EXERCISE DETAILS. Copy the data precisely, keeping every character.

Recorded data.

..........

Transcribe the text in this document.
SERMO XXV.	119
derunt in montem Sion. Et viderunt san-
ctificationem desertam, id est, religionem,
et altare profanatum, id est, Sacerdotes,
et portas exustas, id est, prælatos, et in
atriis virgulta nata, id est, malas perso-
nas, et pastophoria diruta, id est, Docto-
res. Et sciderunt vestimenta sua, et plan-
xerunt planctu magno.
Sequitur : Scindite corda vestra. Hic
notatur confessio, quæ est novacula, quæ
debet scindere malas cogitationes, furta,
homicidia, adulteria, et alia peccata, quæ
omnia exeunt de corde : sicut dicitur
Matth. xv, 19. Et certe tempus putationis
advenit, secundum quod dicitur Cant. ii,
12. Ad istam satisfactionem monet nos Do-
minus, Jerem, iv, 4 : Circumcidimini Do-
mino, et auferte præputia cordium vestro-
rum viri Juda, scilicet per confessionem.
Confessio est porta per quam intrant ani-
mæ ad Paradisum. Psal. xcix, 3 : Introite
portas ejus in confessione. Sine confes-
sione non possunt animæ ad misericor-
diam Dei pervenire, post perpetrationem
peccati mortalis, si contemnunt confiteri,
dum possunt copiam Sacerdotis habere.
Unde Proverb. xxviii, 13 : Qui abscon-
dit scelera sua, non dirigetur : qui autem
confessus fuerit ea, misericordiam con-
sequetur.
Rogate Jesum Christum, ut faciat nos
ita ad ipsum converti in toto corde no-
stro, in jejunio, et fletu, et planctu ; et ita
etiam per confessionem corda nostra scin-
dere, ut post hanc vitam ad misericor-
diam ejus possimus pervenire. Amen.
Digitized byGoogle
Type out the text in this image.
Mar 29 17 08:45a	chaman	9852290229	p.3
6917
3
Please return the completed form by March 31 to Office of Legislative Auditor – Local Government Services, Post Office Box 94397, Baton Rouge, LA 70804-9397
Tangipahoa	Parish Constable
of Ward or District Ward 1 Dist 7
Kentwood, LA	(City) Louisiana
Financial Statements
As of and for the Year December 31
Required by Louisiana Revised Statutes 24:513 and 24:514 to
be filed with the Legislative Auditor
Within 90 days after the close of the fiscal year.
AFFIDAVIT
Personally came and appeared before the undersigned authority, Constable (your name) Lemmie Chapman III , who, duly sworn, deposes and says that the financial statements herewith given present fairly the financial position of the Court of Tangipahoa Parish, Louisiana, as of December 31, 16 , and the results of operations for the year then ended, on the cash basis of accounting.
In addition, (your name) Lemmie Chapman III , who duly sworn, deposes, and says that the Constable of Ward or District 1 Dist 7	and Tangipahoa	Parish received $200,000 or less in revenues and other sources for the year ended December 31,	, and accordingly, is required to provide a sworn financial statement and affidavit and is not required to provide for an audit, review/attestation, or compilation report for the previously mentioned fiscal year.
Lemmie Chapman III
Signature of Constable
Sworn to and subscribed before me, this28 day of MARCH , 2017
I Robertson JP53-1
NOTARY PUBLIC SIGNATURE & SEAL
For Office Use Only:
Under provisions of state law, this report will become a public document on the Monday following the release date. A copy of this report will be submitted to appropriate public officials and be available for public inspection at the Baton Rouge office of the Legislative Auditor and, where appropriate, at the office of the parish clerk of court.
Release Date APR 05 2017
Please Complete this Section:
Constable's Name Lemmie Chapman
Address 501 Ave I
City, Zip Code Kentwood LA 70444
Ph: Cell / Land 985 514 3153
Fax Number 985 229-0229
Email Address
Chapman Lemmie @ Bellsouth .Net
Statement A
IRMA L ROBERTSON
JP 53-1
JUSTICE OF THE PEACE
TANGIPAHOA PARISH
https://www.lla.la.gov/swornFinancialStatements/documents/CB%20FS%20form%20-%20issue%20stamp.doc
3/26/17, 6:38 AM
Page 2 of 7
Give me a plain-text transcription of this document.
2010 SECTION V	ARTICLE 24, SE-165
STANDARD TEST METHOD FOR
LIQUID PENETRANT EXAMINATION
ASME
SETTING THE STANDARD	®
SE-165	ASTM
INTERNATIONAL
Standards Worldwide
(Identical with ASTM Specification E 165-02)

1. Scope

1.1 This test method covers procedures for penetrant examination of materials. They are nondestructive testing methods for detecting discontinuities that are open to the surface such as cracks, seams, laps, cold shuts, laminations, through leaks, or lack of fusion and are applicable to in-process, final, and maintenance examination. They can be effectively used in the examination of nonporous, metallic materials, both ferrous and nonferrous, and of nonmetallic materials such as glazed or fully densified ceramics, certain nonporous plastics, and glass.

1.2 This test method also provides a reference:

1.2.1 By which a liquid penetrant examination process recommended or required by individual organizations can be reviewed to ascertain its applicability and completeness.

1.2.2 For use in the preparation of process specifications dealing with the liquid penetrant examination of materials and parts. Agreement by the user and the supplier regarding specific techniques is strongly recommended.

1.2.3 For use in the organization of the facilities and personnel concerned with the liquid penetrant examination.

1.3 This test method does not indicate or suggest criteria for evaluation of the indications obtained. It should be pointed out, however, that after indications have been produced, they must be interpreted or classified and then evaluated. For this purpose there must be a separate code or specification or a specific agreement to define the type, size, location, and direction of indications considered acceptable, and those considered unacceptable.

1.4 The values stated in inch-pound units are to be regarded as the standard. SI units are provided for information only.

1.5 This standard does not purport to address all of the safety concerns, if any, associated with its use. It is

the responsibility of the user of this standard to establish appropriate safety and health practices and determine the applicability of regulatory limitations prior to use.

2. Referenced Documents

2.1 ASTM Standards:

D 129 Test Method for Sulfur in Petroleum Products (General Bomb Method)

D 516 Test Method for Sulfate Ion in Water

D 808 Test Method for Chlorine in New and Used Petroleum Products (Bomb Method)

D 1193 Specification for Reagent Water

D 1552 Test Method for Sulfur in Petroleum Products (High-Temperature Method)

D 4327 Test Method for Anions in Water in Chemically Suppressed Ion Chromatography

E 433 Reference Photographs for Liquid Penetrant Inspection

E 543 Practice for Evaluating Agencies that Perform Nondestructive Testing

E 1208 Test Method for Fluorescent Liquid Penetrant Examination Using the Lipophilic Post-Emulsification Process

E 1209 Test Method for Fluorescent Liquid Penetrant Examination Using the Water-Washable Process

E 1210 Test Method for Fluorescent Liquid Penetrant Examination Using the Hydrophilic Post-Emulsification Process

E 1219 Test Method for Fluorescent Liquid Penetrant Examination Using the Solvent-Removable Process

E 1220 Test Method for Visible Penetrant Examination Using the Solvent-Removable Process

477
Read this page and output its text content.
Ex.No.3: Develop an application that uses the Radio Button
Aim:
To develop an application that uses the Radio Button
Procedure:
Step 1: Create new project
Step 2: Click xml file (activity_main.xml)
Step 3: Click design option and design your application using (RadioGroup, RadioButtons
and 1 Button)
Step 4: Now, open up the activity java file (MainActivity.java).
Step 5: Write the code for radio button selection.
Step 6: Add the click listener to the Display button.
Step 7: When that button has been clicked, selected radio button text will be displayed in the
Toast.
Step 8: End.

..........

SOLUTION.
Transcribe the text in this document.
SERMO XXV.	119
derunt in montem Sion. Et viderunt san-
ctificationem desertam, id est, religionem,
et altare profanatum, id est, Sacerdotes,
et portas exustas, id est, prælatos, et in
atriis virgulta nata, id est, malas perso-
nas, et pastophoria diruta, id est, Docto-
res. Et sciderunt vestimenta sua, et plan-
xerunt planctu magno.
Sequitur : Scindite corda vestra. Hic
notatur confessio, quæ est novacula, quæ
debet scindere malas cogitationes, furta,
homicidia, adulteria, et alia peccata, quæ
omnia exeunt de corde : sicut dicitur
Matth. xv, 19. Et certe tempus putationis
advenit, secundum quod dicitur Cant. ii,
12. Ad istam satisfactionem monet nos Do-
minus, Jerem, iv, 4 : Circumcidimini Do-
mino, et auferte præputia cordium vestro-
rum viri Juda, scilicet per confessionem.
Confessio est porta per quam intrant ani-
mæ ad Paradisum. Psal. xcix, 3 : Introite
portas ejus in confessione. Sine confes-
sione non possunt animæ ad misericor-
diam Dei pervenire, post perpetrationem
peccati mortalis, si contemnunt confiteri,
dum possunt copiam Sacerdotis habere.
Unde Proverb. xxviii, 13 : Qui abscon-
dit scelera sua, non dirigetur : qui autem
confessus fuerit ea, misericordiam con-
sequetur.
Rogate Jesum Christum, ut faciat nos
ita ad ipsum converti in toto corde no-
stro, in jejunio, et fletu, et planctu ; et ita
etiam per confessionem corda nostra scin-
dere, ut post hanc vitam ad misericor-
diam ejus possimus pervenire. Amen.
Digitized byGoogle
Type out the text in this image.
Mar 29 17 08:45a	chaman	9852290229	p.3
6917
3
Please return the completed form by March 31 to Office of Legislative Auditor – Local Government Services, Post Office Box 94397, Baton Rouge, LA 70804-9397
Tangipahoa	Parish Constable
of Ward or District Ward 1 Dist 7
Kentwood, LA	(City) Louisiana
Financial Statements
As of and for the Year December 31
Required by Louisiana Revised Statutes 24:513 and 24:514 to
be filed with the Legislative Auditor
Within 90 days after the close of the fiscal year.
AFFIDAVIT
Personally came and appeared before the undersigned authority, Constable (your name) Lemmie Chapman III , who, duly sworn, deposes and says that the financial statements herewith given present fairly the financial position of the Court of Tangipahoa Parish, Louisiana, as of December 31, 16 , and the results of operations for the year then ended, on the cash basis of accounting.
In addition, (your name) Lemmie Chapman III , who duly sworn, deposes, and says that the Constable of Ward or District 1 Dist 7	and Tangipahoa	Parish received $200,000 or less in revenues and other sources for the year ended December 31,	, and accordingly, is required to provide a sworn financial statement and affidavit and is not required to provide for an audit, review/attestation, or compilation report for the previously mentioned fiscal year.
Lemmie Chapman III
Signature of Constable
Sworn to and subscribed before me, this28 day of MARCH , 2017
I Robertson JP53-1
NOTARY PUBLIC SIGNATURE & SEAL
For Office Use Only:
Under provisions of state law, this report will become a public document on the Monday following the release date. A copy of this report will be submitted to appropriate public officials and be available for public inspection at the Baton Rouge office of the Legislative Auditor and, where appropriate, at the office of the parish clerk of court.
Release Date APR 05 2017
Please Complete this Section:
Constable's Name Lemmie Chapman
Address 501 Ave I
City, Zip Code Kentwood LA 70444
Ph: Cell / Land 985 514 3153
Fax Number 985 229-0229
Email Address
Chapman Lemmie @ Bellsouth .Net
Statement A
IRMA L ROBERTSON
JP 53-1
JUSTICE OF THE PEACE
TANGIPAHOA PARISH
https://www.lla.la.gov/swornFinancialStatements/documents/CB%20FS%20form%20-%20issue%20stamp.doc
3/26/17, 6:38 AM
Page 2 of 7
Give me a plain-text transcription of this document.
2010 SECTION V	ARTICLE 24, SE-165
STANDARD TEST METHOD FOR
LIQUID PENETRANT EXAMINATION
ASME
SETTING THE STANDARD	®
SE-165	ASTM
INTERNATIONAL
Standards Worldwide
(Identical with ASTM Specification E 165-02)

1. Scope

1.1 This test method covers procedures for penetrant examination of materials. They are nondestructive testing methods for detecting discontinuities that are open to the surface such as cracks, seams, laps, cold shuts, laminations, through leaks, or lack of fusion and are applicable to in-process, final, and maintenance examination. They can be effectively used in the examination of nonporous, metallic materials, both ferrous and nonferrous, and of nonmetallic materials such as glazed or fully densified ceramics, certain nonporous plastics, and glass.

1.2 This test method also provides a reference:

1.2.1 By which a liquid penetrant examination process recommended or required by individual organizations can be reviewed to ascertain its applicability and completeness.

1.2.2 For use in the preparation of process specifications dealing with the liquid penetrant examination of materials and parts. Agreement by the user and the supplier regarding specific techniques is strongly recommended.

1.2.3 For use in the organization of the facilities and personnel concerned with the liquid penetrant examination.

1.3 This test method does not indicate or suggest criteria for evaluation of the indications obtained. It should be pointed out, however, that after indications have been produced, they must be interpreted or classified and then evaluated. For this purpose there must be a separate code or specification or a specific agreement to define the type, size, location, and direction of indications considered acceptable, and those considered unacceptable.

1.4 The values stated in inch-pound units are to be regarded as the standard. SI units are provided for information only.

1.5 This standard does not purport to address all of the safety concerns, if any, associated with its use. It is

the responsibility of the user of this standard to establish appropriate safety and health practices and determine the applicability of regulatory limitations prior to use.

2. Referenced Documents

2.1 ASTM Standards:

D 129 Test Method for Sulfur in Petroleum Products (General Bomb Method)

D 516 Test Method for Sulfate Ion in Water

D 808 Test Method for Chlorine in New and Used Petroleum Products (Bomb Method)

D 1193 Specification for Reagent Water

D 1552 Test Method for Sulfur in Petroleum Products (High-Temperature Method)

D 4327 Test Method for Anions in Water in Chemically Suppressed Ion Chromatography

E 433 Reference Photographs for Liquid Penetrant Inspection

E 543 Practice for Evaluating Agencies that Perform Nondestructive Testing

E 1208 Test Method for Fluorescent Liquid Penetrant Examination Using the Lipophilic Post-Emulsification Process

E 1209 Test Method for Fluorescent Liquid Penetrant Examination Using the Water-Washable Process

E 1210 Test Method for Fluorescent Liquid Penetrant Examination Using the Hydrophilic Post-Emulsification Process

E 1219 Test Method for Fluorescent Liquid Penetrant Examination Using the Solvent-Removable Process

E 1220 Test Method for Visible Penetrant Examination Using the Solvent-Removable Process

477
Read this page and output its text content.
Ex.No.3: Develop an application that uses the Radio Button
Aim:
To develop an application that uses the Radio Button
Procedure:
Step 1: Create new project
Step 2: Click xml file (activity_main.xml)
Step 3: Click design option and design your application using (RadioGroup, RadioButtons
and 1 Button)
Step 4: Now, open up the activity java file (MainActivity.java).
Step 5: Write the code for radio button selection.
Step 6: Add the click listener to the Display button.
Step 7: When that button has been clicked, selected radio button text will be displayed in the
Toast.
Step 8: End.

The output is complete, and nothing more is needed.